══ TASK INPUTS
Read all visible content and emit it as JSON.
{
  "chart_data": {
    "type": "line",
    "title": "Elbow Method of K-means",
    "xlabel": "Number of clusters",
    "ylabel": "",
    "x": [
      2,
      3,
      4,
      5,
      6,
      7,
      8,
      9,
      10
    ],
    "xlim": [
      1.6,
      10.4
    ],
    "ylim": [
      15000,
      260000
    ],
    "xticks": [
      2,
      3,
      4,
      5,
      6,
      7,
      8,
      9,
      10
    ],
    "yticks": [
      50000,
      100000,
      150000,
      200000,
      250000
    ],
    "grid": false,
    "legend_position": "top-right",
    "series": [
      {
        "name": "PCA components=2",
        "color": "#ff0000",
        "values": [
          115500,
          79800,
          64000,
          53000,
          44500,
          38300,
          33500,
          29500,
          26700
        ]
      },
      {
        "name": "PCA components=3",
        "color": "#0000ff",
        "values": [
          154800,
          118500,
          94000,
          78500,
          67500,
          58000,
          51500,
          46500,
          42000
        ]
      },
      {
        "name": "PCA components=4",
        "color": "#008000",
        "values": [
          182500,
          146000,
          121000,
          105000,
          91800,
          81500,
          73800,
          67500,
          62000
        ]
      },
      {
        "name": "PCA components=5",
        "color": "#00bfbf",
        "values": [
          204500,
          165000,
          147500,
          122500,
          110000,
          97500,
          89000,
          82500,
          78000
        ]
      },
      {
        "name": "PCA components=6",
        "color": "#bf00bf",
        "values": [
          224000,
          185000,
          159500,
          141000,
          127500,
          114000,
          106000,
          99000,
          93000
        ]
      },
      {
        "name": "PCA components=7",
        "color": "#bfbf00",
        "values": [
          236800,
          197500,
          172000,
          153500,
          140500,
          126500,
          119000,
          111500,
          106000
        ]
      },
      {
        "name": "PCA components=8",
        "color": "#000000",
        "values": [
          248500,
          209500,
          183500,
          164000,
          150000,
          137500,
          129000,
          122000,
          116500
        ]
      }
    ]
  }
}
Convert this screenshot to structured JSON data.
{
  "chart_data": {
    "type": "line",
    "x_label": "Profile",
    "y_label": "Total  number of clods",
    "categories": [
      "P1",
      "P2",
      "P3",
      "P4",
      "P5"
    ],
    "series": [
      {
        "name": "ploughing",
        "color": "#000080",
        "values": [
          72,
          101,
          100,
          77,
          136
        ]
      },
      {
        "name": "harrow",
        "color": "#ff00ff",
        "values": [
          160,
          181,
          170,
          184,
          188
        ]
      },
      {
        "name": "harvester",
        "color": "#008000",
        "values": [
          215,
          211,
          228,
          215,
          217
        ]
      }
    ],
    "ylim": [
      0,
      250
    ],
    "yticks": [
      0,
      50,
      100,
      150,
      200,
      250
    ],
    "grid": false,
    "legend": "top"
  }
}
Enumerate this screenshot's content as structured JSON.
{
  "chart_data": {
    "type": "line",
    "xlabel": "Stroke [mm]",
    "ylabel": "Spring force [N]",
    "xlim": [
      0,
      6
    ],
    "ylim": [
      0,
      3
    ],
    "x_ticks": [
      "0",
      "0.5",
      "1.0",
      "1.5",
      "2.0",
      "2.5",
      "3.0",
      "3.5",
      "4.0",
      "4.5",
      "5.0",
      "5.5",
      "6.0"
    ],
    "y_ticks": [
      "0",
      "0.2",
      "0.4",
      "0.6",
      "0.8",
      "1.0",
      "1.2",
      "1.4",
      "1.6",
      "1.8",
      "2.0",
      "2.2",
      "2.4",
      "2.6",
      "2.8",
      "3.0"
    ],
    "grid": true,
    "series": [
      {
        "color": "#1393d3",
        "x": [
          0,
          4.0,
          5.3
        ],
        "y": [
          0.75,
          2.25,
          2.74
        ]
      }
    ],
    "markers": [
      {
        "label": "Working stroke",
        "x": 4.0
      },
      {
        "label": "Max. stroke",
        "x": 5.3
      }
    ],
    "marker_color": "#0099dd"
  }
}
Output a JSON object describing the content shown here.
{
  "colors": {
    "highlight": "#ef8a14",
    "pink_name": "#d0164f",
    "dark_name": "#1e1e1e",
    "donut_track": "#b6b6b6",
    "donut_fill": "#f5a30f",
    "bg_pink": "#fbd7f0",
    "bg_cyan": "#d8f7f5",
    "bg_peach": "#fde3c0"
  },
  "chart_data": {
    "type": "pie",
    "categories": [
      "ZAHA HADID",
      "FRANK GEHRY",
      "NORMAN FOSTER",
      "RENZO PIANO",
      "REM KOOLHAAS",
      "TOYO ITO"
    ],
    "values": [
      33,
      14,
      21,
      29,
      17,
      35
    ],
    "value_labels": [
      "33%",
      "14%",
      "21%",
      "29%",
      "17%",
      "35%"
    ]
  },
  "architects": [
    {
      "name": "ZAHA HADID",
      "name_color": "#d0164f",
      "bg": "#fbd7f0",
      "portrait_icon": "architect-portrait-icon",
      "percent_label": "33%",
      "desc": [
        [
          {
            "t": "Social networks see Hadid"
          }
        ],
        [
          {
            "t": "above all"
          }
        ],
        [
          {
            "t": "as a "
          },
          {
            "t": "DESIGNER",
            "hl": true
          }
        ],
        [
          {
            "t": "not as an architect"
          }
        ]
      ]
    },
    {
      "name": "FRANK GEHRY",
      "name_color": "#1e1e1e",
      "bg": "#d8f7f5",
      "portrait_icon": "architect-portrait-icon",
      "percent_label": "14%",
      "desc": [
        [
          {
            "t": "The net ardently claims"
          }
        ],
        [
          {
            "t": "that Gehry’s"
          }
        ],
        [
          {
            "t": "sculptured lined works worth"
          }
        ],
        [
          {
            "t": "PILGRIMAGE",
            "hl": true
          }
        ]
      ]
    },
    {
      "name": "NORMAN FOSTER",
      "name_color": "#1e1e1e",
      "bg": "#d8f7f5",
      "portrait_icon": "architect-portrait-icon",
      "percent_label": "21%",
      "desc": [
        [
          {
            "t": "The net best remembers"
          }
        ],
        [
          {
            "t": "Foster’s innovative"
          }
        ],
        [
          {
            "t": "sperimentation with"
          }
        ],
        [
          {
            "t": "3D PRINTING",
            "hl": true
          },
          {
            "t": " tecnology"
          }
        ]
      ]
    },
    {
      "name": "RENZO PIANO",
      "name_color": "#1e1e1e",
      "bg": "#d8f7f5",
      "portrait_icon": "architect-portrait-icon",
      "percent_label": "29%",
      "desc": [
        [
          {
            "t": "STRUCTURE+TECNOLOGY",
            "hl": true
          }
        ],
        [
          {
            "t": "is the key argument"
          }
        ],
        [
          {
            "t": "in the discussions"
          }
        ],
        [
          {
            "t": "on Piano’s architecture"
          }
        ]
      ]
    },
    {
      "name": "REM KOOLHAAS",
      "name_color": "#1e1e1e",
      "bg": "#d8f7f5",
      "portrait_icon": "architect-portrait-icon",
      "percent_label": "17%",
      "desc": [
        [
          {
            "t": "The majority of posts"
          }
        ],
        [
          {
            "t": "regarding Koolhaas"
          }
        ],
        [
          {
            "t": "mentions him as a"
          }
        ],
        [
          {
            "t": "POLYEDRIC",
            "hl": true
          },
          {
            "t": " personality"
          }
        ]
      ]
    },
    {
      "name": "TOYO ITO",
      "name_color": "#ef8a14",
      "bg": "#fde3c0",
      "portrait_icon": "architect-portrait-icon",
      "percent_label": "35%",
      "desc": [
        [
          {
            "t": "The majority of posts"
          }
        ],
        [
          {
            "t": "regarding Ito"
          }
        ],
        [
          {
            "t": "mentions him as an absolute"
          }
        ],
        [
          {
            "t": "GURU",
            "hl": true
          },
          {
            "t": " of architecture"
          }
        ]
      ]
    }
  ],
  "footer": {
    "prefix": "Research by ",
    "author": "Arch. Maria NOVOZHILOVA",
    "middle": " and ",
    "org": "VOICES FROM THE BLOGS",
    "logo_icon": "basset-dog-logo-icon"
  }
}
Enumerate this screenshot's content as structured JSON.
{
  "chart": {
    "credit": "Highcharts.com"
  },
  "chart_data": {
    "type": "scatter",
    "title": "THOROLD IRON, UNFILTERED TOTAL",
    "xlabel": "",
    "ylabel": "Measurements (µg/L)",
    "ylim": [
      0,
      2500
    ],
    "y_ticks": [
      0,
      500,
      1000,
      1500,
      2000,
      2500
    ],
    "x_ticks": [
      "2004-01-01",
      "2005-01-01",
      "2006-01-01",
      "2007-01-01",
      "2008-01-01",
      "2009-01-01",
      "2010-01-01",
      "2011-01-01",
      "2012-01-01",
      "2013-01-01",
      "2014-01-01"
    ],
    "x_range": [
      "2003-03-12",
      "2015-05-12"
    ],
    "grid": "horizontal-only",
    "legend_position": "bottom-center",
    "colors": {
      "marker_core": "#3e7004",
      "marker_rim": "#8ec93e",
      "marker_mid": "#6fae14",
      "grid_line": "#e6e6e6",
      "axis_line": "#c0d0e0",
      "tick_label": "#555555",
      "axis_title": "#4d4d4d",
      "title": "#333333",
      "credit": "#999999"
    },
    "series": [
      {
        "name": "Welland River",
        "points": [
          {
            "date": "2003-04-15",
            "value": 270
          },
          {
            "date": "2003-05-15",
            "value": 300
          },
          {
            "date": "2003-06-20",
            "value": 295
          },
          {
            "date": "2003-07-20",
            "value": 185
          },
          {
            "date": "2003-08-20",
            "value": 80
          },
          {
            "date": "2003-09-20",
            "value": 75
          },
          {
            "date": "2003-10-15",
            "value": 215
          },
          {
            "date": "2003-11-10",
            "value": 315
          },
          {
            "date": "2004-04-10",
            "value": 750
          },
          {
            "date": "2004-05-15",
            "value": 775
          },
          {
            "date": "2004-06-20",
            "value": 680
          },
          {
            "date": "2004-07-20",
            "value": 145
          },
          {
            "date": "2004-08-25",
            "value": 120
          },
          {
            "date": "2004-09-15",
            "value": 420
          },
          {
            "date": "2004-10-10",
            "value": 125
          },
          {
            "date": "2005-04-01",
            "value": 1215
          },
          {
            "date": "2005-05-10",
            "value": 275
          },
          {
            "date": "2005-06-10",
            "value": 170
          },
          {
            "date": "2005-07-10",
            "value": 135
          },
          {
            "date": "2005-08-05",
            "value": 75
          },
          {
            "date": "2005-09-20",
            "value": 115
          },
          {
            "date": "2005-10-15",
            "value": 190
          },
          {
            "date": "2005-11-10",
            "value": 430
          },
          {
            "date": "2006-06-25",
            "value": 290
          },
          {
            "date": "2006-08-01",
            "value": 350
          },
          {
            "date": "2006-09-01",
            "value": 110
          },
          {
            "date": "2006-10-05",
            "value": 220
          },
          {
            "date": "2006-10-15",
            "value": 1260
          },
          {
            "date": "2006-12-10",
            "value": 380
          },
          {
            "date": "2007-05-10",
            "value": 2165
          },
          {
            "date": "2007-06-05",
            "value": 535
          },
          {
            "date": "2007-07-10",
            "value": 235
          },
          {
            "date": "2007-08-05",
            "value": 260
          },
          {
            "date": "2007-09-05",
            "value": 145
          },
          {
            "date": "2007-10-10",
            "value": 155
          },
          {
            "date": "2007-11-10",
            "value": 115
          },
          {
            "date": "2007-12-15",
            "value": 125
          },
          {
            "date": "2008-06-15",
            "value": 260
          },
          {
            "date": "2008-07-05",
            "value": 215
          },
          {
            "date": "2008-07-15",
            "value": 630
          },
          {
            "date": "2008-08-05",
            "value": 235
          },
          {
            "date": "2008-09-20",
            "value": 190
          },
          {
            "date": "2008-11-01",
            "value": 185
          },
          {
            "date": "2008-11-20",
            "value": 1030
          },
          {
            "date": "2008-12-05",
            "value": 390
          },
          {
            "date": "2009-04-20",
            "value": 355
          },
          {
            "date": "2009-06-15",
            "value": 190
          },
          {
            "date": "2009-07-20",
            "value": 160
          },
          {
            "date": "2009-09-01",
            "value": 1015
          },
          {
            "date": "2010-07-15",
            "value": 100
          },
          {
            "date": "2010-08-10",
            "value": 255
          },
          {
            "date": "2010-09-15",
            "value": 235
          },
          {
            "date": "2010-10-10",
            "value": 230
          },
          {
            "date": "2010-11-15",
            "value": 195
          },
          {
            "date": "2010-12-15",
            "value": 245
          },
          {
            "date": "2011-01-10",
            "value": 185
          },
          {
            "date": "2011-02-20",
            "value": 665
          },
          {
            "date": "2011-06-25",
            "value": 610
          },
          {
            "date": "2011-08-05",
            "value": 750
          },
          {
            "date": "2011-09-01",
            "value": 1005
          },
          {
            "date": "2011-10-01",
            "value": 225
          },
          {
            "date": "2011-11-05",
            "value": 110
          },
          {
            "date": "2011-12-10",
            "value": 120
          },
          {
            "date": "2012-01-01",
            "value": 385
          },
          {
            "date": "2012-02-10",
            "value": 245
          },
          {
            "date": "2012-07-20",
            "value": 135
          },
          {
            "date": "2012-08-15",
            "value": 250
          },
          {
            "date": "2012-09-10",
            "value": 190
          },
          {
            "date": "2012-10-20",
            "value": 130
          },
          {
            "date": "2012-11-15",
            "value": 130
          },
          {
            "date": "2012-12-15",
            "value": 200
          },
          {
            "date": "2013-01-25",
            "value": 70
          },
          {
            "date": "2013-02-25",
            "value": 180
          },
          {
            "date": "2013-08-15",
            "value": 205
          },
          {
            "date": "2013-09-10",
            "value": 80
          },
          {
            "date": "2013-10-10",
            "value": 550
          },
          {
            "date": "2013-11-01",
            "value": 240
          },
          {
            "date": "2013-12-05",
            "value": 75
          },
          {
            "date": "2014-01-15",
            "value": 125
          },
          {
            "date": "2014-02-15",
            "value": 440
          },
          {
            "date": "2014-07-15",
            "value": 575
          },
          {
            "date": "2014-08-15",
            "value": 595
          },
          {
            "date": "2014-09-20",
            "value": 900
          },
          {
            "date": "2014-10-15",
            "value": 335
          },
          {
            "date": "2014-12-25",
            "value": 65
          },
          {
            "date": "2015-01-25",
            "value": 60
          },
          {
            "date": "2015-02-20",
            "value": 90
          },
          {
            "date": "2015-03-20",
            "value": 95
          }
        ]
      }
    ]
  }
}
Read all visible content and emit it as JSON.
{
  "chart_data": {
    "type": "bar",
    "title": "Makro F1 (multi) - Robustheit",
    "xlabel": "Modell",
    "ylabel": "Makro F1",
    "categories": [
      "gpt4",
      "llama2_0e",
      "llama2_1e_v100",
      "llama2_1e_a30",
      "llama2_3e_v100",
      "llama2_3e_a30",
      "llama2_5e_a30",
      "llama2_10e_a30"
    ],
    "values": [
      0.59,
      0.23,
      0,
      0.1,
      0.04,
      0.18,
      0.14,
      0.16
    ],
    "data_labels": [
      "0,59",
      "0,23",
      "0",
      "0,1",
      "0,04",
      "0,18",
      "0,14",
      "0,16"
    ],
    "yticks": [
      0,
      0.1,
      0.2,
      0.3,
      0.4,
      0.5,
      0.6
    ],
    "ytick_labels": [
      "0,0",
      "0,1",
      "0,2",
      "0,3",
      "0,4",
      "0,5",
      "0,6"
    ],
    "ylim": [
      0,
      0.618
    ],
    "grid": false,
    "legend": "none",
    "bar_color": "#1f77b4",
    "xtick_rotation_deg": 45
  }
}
════
*WHAT TO WORK ON:*
Which lines hold the word "architecture"? Copy all of them.

*RESPONSE TO THIS TASK:*
            "t": "on Piano’s architecture"
            "t": " of architecture"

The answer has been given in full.